PROMPT:
How many lines hold the string "LastNonBlankDate"? Reply with the number alone.

PROVIDED RECORDS:

* * *

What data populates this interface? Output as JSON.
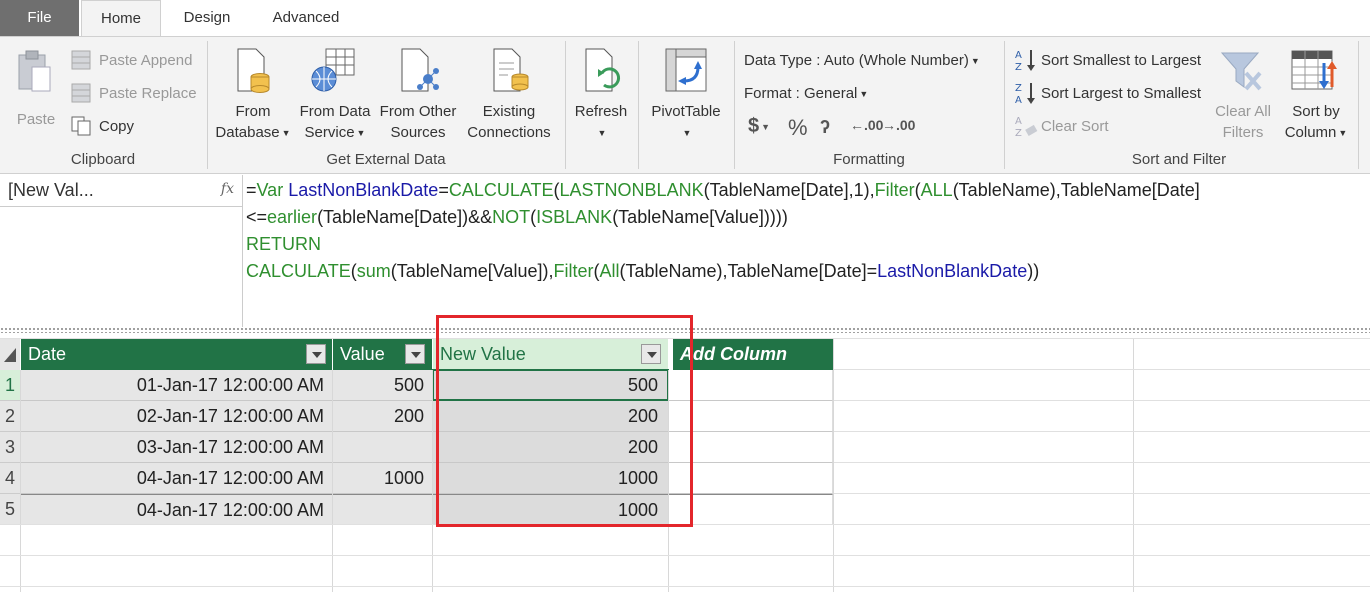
{
  "tabs": {
    "file": "File",
    "home": "Home",
    "design": "Design",
    "advanced": "Advanced"
  },
  "clipboard": {
    "paste": "Paste",
    "paste_append": "Paste Append",
    "paste_replace": "Paste Replace",
    "copy": "Copy",
    "label": "Clipboard"
  },
  "external": {
    "from_database_1": "From",
    "from_database_2": "Database",
    "from_data_service_1": "From Data",
    "from_data_service_2": "Service",
    "from_other_1": "From Other",
    "from_other_2": "Sources",
    "existing_1": "Existing",
    "existing_2": "Connections",
    "label": "Get External Data"
  },
  "refresh": "Refresh",
  "pivottable": "PivotTable",
  "formatting": {
    "data_type": "Data Type : Auto (Whole Number)",
    "format": "Format : General",
    "currency": "$",
    "percent": "%",
    "comma": "ʔ",
    "inc_decimal": ".00",
    "dec_decimal": ".00",
    "label": "Formatting"
  },
  "sortfilter": {
    "sort_asc": "Sort Smallest to Largest",
    "sort_desc": "Sort Largest to Smallest",
    "clear_sort": "Clear Sort",
    "clear_all_1": "Clear All",
    "clear_all_2": "Filters",
    "sort_by_1": "Sort by",
    "sort_by_2": "Column",
    "label": "Sort and Filter"
  },
  "namebox": "[New Val...",
  "fx": "fx",
  "formula": {
    "l1_eq": "=",
    "l1_var": "Var",
    "l1_name": "LastNonBlankDate",
    "l1_eq2": "=",
    "l1_calc": "CALCULATE",
    "l1_p1": "(",
    "l1_lnb": "LASTNONBLANK",
    "l1_args": "(TableName[Date],1),",
    "l1_filter": "Filter",
    "l1_p2": "(",
    "l1_all": "ALL",
    "l1_rest": "(TableName),TableName[Date]",
    "l2_le": "<=",
    "l2_earlier": "earlier",
    "l2_mid": "(TableName[Date])&&",
    "l2_not": "NOT",
    "l2_p": "(",
    "l2_isblank": "ISBLANK",
    "l2_end": "(TableName[Value]))))",
    "l3": "RETURN",
    "l4_calc": "CALCULATE",
    "l4_p": "(",
    "l4_sum": "sum",
    "l4_mid": "(TableName[Value]),",
    "l4_filter": "Filter",
    "l4_p2": "(",
    "l4_all": "All",
    "l4_mid2": "(TableName),TableName[Date]=",
    "l4_var": "LastNonBlankDate",
    "l4_end": "))"
  },
  "columns": {
    "date": "Date",
    "value": "Value",
    "new_value": "New Value",
    "add": "Add Column"
  },
  "rows": [
    {
      "n": "1",
      "date": "01-Jan-17 12:00:00 AM",
      "value": "500",
      "new_value": "500"
    },
    {
      "n": "2",
      "date": "02-Jan-17 12:00:00 AM",
      "value": "200",
      "new_value": "200"
    },
    {
      "n": "3",
      "date": "03-Jan-17 12:00:00 AM",
      "value": "",
      "new_value": "200"
    },
    {
      "n": "4",
      "date": "04-Jan-17 12:00:00 AM",
      "value": "1000",
      "new_value": "1000"
    },
    {
      "n": "5",
      "date": "04-Jan-17 12:00:00 AM",
      "value": "",
      "new_value": "1000"
    }
  ],
  "colors": {
    "accent": "#217346",
    "highlight": "#e3262b"
  }
}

* * *

EXERCISE OUTPUT:
2